Reproduce all entries precisely, down to the last character.

'''

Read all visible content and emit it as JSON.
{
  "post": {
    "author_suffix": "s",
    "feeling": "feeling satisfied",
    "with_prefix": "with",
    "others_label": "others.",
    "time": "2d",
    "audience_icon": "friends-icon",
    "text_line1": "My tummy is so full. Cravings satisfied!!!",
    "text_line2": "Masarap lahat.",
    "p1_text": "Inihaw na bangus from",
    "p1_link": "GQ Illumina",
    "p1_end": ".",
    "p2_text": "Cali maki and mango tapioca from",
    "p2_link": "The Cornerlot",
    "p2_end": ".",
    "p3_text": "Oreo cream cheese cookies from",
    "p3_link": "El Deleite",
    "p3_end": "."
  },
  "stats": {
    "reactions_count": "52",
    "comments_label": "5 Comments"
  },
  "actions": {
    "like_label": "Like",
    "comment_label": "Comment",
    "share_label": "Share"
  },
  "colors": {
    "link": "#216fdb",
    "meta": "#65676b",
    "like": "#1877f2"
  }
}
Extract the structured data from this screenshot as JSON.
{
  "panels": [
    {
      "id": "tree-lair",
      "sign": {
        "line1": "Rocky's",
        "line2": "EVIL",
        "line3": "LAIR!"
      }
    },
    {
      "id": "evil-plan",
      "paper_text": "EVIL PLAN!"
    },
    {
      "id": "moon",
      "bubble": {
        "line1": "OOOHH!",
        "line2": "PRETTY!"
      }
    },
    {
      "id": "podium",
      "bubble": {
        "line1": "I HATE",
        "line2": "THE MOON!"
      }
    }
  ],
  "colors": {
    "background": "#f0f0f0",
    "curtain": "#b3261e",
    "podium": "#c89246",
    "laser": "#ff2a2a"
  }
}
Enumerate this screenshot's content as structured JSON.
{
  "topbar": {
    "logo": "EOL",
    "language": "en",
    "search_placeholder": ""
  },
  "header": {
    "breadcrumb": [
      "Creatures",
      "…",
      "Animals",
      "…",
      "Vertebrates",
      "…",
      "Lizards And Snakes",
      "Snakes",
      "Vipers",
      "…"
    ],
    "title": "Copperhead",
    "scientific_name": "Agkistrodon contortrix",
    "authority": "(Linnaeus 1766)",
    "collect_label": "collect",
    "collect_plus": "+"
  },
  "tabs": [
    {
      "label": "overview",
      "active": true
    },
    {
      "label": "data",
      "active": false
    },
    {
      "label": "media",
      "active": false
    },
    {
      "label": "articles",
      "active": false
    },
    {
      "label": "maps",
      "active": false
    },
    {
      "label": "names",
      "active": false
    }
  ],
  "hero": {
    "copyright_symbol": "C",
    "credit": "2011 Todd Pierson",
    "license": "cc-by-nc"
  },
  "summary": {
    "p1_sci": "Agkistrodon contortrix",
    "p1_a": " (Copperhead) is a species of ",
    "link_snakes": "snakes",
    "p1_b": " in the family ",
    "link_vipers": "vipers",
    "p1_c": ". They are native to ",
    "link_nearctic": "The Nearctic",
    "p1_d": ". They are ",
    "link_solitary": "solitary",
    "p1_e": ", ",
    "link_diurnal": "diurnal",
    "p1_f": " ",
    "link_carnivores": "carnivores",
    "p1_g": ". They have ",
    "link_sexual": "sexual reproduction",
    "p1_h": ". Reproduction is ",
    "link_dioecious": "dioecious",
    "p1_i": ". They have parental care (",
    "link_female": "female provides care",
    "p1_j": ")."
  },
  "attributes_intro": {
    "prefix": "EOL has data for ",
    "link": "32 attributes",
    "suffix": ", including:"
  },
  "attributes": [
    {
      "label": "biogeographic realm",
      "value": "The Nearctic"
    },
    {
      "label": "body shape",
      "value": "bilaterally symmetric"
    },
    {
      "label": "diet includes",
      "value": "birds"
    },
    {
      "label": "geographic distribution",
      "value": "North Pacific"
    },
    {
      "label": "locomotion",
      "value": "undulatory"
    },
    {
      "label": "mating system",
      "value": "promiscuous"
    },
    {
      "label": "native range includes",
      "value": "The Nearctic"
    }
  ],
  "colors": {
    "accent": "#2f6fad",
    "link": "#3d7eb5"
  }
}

'''

Final result:
Read all visible content and emit it as JSON.
{
  "post": {
    "author_suffix": "s",
    "feeling": "feeling satisfied",
    "with_prefix": "with",
    "others_label": "others.",
    "time": "2d",
    "audience_icon": "friends-icon",
    "text_line1": "My tummy is so full. Cravings satisfied!!!",
    "text_line2": "Masarap lahat.",
    "p1_text": "Inihaw na bangus from",
    "p1_link": "GQ Illumina",
    "p1_end": ".",
    "p2_text": "Cali maki and mango tapioca from",
    "p2_link": "The Cornerlot",
    "p2_end": ".",
    "p3_text": "Oreo cream cheese cookies from",
    "p3_link": "El Deleite",
    "p3_end": "."
  },
  "stats": {
    "reactions_count": "52",
    "comments_label": "5 Comments"
  },
  "actions": {
    "like_label": "Like",
    "comment_label": "Comment",
    "share_label": "Share"
  },
  "colors": {
    "link": "#216fdb",
    "meta": "#65676b",
    "like": "#1877f2"
  }
}
Extract the structured data from this screenshot as JSON.
{
  "panels": [
    {
      "id": "tree-lair",
      "sign": {
        "line1": "Rocky's",
        "line2": "EVIL",
        "line3": "LAIR!"
      }
    },
    {
      "id": "evil-plan",
      "paper_text": "EVIL PLAN!"
    },
    {
      "id": "moon",
      "bubble": {
        "line1": "OOOHH!",
        "line2": "PRETTY!"
      }
    },
    {
      "id": "podium",
      "bubble": {
        "line1": "I HATE",
        "line2": "THE MOON!"
      }
    }
  ],
  "colors": {
    "background": "#f0f0f0",
    "curtain": "#b3261e",
    "podium": "#c89246",
    "laser": "#ff2a2a"
  }
}
Enumerate this screenshot's content as structured JSON.
{
  "topbar": {
    "logo": "EOL",
    "language": "en",
    "search_placeholder": ""
  },
  "header": {
    "breadcrumb": [
      "Creatures",
      "…",
      "Animals",
      "…",
      "Vertebrates",
      "…",
      "Lizards And Snakes",
      "Snakes",
      "Vipers",
      "…"
    ],
    "title": "Copperhead",
    "scientific_name": "Agkistrodon contortrix",
    "authority": "(Linnaeus 1766)",
    "collect_label": "collect",
    "collect_plus": "+"
  },
  "tabs": [
    {
      "label": "overview",
      "active": true
    },
    {
      "label": "data",
      "active": false
    },
    {
      "label": "media",
      "active": false
    },
    {
      "label": "articles",
      "active": false
    },
    {
      "label": "maps",
      "active": false
    },
    {
      "label": "names",
      "active": false
    }
  ],
  "hero": {
    "copyright_symbol": "C",
    "credit": "2011 Todd Pierson",
    "license": "cc-by-nc"
  },
  "summary": {
    "p1_sci": "Agkistrodon contortrix",
    "p1_a": " (Copperhead) is a species of ",
    "link_snakes": "snakes",
    "p1_b": " in the family ",
    "link_vipers": "vipers",
    "p1_c": ". They are native to ",
    "link_nearctic": "The Nearctic",
    "p1_d": ". They are ",
    "link_solitary": "solitary",
    "p1_e": ", ",
    "link_diurnal": "diurnal",
    "p1_f": " ",
    "link_carnivores": "carnivores",
    "p1_g": ". They have ",
    "link_sexual": "sexual reproduction",
    "p1_h": ". Reproduction is ",
    "link_dioecious": "dioecious",
    "p1_i": ". They have parental care (",
    "link_female": "female provides care",
    "p1_j": ")."
  },
  "attributes_intro": {
    "prefix": "EOL has data for ",
    "link": "32 attributes",
    "suffix": ", including:"
  },
  "attributes": [
    {
      "label": "biogeographic realm",
      "value": "The Nearctic"
    },
    {
      "label": "body shape",
      "value": "bilaterally symmetric"
    },
    {
      "label": "diet includes",
      "value": "birds"
    },
    {
      "label": "geographic distribution",
      "value": "North Pacific"
    },
    {
      "label": "locomotion",
      "value": "undulatory"
    },
    {
      "label": "mating system",
      "value": "promiscuous"
    },
    {
      "label": "native range includes",
      "value": "The Nearctic"
    }
  ],
  "colors": {
    "accent": "#2f6fad",
    "link": "#3d7eb5"
  }
}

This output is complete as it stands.